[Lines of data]
%%

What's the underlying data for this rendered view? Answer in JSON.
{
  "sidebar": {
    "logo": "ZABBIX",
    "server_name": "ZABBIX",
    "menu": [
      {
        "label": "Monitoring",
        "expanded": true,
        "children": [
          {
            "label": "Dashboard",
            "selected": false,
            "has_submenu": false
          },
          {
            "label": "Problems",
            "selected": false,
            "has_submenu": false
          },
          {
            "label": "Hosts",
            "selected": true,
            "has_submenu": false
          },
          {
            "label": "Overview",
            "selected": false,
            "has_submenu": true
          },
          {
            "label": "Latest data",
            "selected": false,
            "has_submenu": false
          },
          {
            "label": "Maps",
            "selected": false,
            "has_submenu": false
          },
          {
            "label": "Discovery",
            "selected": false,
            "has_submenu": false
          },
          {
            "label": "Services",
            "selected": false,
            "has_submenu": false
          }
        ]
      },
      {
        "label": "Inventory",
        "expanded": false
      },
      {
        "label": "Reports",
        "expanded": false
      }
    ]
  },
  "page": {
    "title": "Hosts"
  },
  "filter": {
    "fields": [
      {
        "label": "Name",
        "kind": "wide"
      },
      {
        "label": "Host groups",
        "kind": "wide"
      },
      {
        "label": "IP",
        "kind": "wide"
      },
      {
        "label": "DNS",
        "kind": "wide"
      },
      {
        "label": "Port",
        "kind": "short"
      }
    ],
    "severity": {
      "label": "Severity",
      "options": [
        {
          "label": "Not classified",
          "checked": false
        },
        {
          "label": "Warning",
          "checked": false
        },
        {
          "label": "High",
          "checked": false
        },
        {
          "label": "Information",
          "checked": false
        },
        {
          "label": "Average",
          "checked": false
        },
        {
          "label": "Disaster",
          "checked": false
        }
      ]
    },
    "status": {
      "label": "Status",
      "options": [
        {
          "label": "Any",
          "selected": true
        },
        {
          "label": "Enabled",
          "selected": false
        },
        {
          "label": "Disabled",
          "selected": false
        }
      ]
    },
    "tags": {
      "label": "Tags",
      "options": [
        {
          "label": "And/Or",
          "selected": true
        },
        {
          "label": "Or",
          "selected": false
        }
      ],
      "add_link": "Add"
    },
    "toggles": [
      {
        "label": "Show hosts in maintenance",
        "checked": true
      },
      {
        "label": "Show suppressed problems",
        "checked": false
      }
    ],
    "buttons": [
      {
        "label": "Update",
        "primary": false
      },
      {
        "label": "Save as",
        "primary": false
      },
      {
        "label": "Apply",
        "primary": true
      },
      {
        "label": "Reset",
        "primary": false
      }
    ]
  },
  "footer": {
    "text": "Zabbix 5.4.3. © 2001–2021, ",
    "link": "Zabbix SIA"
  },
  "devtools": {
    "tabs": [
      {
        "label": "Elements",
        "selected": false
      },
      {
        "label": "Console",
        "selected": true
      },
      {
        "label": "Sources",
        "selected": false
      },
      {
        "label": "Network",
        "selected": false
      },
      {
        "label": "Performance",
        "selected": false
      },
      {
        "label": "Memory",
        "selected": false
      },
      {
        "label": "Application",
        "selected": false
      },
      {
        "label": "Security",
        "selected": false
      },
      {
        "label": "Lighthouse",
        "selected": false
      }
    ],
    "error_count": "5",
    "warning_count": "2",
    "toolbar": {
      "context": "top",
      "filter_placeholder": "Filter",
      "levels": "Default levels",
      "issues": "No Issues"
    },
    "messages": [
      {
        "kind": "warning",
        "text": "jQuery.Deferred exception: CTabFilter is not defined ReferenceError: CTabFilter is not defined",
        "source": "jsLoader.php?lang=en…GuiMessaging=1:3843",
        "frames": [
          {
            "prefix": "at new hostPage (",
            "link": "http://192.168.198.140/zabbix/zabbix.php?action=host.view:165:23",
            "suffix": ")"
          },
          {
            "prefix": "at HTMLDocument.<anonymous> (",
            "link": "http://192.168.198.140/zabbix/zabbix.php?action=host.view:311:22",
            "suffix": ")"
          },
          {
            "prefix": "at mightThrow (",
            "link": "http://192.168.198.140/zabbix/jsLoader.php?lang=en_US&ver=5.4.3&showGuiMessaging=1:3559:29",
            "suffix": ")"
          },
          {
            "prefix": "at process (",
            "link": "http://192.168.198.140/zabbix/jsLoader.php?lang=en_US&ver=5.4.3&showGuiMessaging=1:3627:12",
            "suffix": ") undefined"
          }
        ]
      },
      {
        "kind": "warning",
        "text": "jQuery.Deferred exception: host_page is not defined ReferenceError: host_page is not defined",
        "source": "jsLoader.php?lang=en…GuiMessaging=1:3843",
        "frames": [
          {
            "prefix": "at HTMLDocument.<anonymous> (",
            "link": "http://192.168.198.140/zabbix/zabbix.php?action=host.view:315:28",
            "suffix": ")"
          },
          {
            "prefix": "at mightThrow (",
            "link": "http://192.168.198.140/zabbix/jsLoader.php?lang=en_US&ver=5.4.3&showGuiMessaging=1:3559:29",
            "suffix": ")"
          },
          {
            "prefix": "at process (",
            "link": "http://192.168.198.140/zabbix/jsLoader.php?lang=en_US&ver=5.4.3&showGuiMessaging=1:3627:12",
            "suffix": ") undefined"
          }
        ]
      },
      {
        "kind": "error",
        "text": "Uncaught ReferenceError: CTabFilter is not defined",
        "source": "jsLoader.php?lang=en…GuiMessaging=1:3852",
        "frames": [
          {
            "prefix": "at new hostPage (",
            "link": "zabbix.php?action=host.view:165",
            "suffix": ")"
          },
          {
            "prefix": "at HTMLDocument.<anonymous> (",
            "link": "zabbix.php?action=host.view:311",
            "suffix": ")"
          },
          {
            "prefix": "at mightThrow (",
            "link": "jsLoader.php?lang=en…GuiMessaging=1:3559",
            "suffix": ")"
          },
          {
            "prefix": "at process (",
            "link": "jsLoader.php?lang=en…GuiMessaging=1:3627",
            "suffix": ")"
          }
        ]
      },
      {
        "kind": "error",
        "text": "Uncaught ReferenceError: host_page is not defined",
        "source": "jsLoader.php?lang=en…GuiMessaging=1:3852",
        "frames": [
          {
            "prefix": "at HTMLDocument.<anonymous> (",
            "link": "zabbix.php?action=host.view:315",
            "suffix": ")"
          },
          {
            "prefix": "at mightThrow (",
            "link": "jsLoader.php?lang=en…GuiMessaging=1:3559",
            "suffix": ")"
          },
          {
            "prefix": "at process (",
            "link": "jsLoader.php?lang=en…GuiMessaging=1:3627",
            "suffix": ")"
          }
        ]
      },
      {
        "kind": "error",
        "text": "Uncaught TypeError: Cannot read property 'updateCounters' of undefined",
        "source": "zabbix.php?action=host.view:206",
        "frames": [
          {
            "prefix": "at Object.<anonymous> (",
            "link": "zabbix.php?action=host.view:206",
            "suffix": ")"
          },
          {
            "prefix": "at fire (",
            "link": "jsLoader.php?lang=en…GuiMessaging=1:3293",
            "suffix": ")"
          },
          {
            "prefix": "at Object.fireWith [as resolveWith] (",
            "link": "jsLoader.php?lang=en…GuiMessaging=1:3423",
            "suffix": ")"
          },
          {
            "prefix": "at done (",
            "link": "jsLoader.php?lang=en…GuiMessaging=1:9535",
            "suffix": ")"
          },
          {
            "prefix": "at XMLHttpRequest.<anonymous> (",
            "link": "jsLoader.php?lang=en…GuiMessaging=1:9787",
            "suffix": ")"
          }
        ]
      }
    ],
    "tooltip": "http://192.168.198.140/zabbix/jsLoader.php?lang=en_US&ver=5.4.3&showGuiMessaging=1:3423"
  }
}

%%

→ DIRECTIONS: Every entry needs to be retyped exactly.

→ RESPONSE BELOW:
What's the underlying data for this rendered view? Answer in JSON.
{
  "sidebar": {
    "logo": "ZABBIX",
    "server_name": "ZABBIX",
    "menu": [
      {
        "label": "Monitoring",
        "expanded": true,
        "children": [
          {
            "label": "Dashboard",
            "selected": false,
            "has_submenu": false
          },
          {
            "label": "Problems",
            "selected": false,
            "has_submenu": false
          },
          {
            "label": "Hosts",
            "selected": true,
            "has_submenu": false
          },
          {
            "label": "Overview",
            "selected": false,
            "has_submenu": true
          },
          {
            "label": "Latest data",
            "selected": false,
            "has_submenu": false
          },
          {
            "label": "Maps",
            "selected": false,
            "has_submenu": false
          },
          {
            "label": "Discovery",
            "selected": false,
            "has_submenu": false
          },
          {
            "label": "Services",
            "selected": false,
            "has_submenu": false
          }
        ]
      },
      {
        "label": "Inventory",
        "expanded": false
      },
      {
        "label": "Reports",
        "expanded": false
      }
    ]
  },
  "page": {
    "title": "Hosts"
  },
  "filter": {
    "fields": [
      {
        "label": "Name",
        "kind": "wide"
      },
      {
        "label": "Host groups",
        "kind": "wide"
      },
      {
        "label": "IP",
        "kind": "wide"
      },
      {
        "label": "DNS",
        "kind": "wide"
      },
      {
        "label": "Port",
        "kind": "short"
      }
    ],
    "severity": {
      "label": "Severity",
      "options": [
        {
          "label": "Not classified",
          "checked": false
        },
        {
          "label": "Warning",
          "checked": false
        },
        {
          "label": "High",
          "checked": false
        },
        {
          "label": "Information",
          "checked": false
        },
        {
          "label": "Average",
          "checked": false
        },
        {
          "label": "Disaster",
          "checked": false
        }
      ]
    },
    "status": {
      "label": "Status",
      "options": [
        {
          "label": "Any",
          "selected": true
        },
        {
          "label": "Enabled",
          "selected": false
        },
        {
          "label": "Disabled",
          "selected": false
        }
      ]
    },
    "tags": {
      "label": "Tags",
      "options": [
        {
          "label": "And/Or",
          "selected": true
        },
        {
          "label": "Or",
          "selected": false
        }
      ],
      "add_link": "Add"
    },
    "toggles": [
      {
        "label": "Show hosts in maintenance",
        "checked": true
      },
      {
        "label": "Show suppressed problems",
        "checked": false
      }
    ],
    "buttons": [
      {
        "label": "Update",
        "primary": false
      },
      {
        "label": "Save as",
        "primary": false
      },
      {
        "label": "Apply",
        "primary": true
      },
      {
        "label": "Reset",
        "primary": false
      }
    ]
  },
  "footer": {
    "text": "Zabbix 5.4.3. © 2001–2021, ",
    "link": "Zabbix SIA"
  },
  "devtools": {
    "tabs": [
      {
        "label": "Elements",
        "selected": false
      },
      {
        "label": "Console",
        "selected": true
      },
      {
        "label": "Sources",
        "selected": false
      },
      {
        "label": "Network",
        "selected": false
      },
      {
        "label": "Performance",
        "selected": false
      },
      {
        "label": "Memory",
        "selected": false
      },
      {
        "label": "Application",
        "selected": false
      },
      {
        "label": "Security",
        "selected": false
      },
      {
        "label": "Lighthouse",
        "selected": false
      }
    ],
    "error_count": "5",
    "warning_count": "2",
    "toolbar": {
      "context": "top",
      "filter_placeholder": "Filter",
      "levels": "Default levels",
      "issues": "No Issues"
    },
    "messages": [
      {
        "kind": "warning",
        "text": "jQuery.Deferred exception: CTabFilter is not defined ReferenceError: CTabFilter is not defined",
        "source": "jsLoader.php?lang=en…GuiMessaging=1:3843",
        "frames": [
          {
            "prefix": "at new hostPage (",
            "link": "http://192.168.198.140/zabbix/zabbix.php?action=host.view:165:23",
            "suffix": ")"
          },
          {
            "prefix": "at HTMLDocument.<anonymous> (",
            "link": "http://192.168.198.140/zabbix/zabbix.php?action=host.view:311:22",
            "suffix": ")"
          },
          {
            "prefix": "at mightThrow (",
            "link": "http://192.168.198.140/zabbix/jsLoader.php?lang=en_US&ver=5.4.3&showGuiMessaging=1:3559:29",
            "suffix": ")"
          },
          {
            "prefix": "at process (",
            "link": "http://192.168.198.140/zabbix/jsLoader.php?lang=en_US&ver=5.4.3&showGuiMessaging=1:3627:12",
            "suffix": ") undefined"
          }
        ]
      },
      {
        "kind": "warning",
        "text": "jQuery.Deferred exception: host_page is not defined ReferenceError: host_page is not defined",
        "source": "jsLoader.php?lang=en…GuiMessaging=1:3843",
        "frames": [
          {
            "prefix": "at HTMLDocument.<anonymous> (",
            "link": "http://192.168.198.140/zabbix/zabbix.php?action=host.view:315:28",
            "suffix": ")"
          },
          {
            "prefix": "at mightThrow (",
            "link": "http://192.168.198.140/zabbix/jsLoader.php?lang=en_US&ver=5.4.3&showGuiMessaging=1:3559:29",
            "suffix": ")"
          },
          {
            "prefix": "at process (",
            "link": "http://192.168.198.140/zabbix/jsLoader.php?lang=en_US&ver=5.4.3&showGuiMessaging=1:3627:12",
            "suffix": ") undefined"
          }
        ]
      },
      {
        "kind": "error",
        "text": "Uncaught ReferenceError: CTabFilter is not defined",
        "source": "jsLoader.php?lang=en…GuiMessaging=1:3852",
        "frames": [
          {
            "prefix": "at new hostPage (",
            "link": "zabbix.php?action=host.view:165",
            "suffix": ")"
          },
          {
            "prefix": "at HTMLDocument.<anonymous> (",
            "link": "zabbix.php?action=host.view:311",
            "suffix": ")"
          },
          {
            "prefix": "at mightThrow (",
            "link": "jsLoader.php?lang=en…GuiMessaging=1:3559",
            "suffix": ")"
          },
          {
            "prefix": "at process (",
            "link": "jsLoader.php?lang=en…GuiMessaging=1:3627",
            "suffix": ")"
          }
        ]
      },
      {
        "kind": "error",
        "text": "Uncaught ReferenceError: host_page is not defined",
        "source": "jsLoader.php?lang=en…GuiMessaging=1:3852",
        "frames": [
          {
            "prefix": "at HTMLDocument.<anonymous> (",
            "link": "zabbix.php?action=host.view:315",
            "suffix": ")"
          },
          {
            "prefix": "at mightThrow (",
            "link": "jsLoader.php?lang=en…GuiMessaging=1:3559",
            "suffix": ")"
          },
          {
            "prefix": "at process (",
            "link": "jsLoader.php?lang=en…GuiMessaging=1:3627",
            "suffix": ")"
          }
        ]
      },
      {
        "kind": "error",
        "text": "Uncaught TypeError: Cannot read property 'updateCounters' of undefined",
        "source": "zabbix.php?action=host.view:206",
        "frames": [
          {
            "prefix": "at Object.<anonymous> (",
            "link": "zabbix.php?action=host.view:206",
            "suffix": ")"
          },
          {
            "prefix": "at fire (",
            "link": "jsLoader.php?lang=en…GuiMessaging=1:3293",
            "suffix": ")"
          },
          {
            "prefix": "at Object.fireWith [as resolveWith] (",
            "link": "jsLoader.php?lang=en…GuiMessaging=1:3423",
            "suffix": ")"
          },
          {
            "prefix": "at done (",
            "link": "jsLoader.php?lang=en…GuiMessaging=1:9535",
            "suffix": ")"
          },
          {
            "prefix": "at XMLHttpRequest.<anonymous> (",
            "link": "jsLoader.php?lang=en…GuiMessaging=1:9787",
            "suffix": ")"
          }
        ]
      }
    ],
    "tooltip": "http://192.168.198.140/zabbix/jsLoader.php?lang=en_US&ver=5.4.3&showGuiMessaging=1:3423"
  }
}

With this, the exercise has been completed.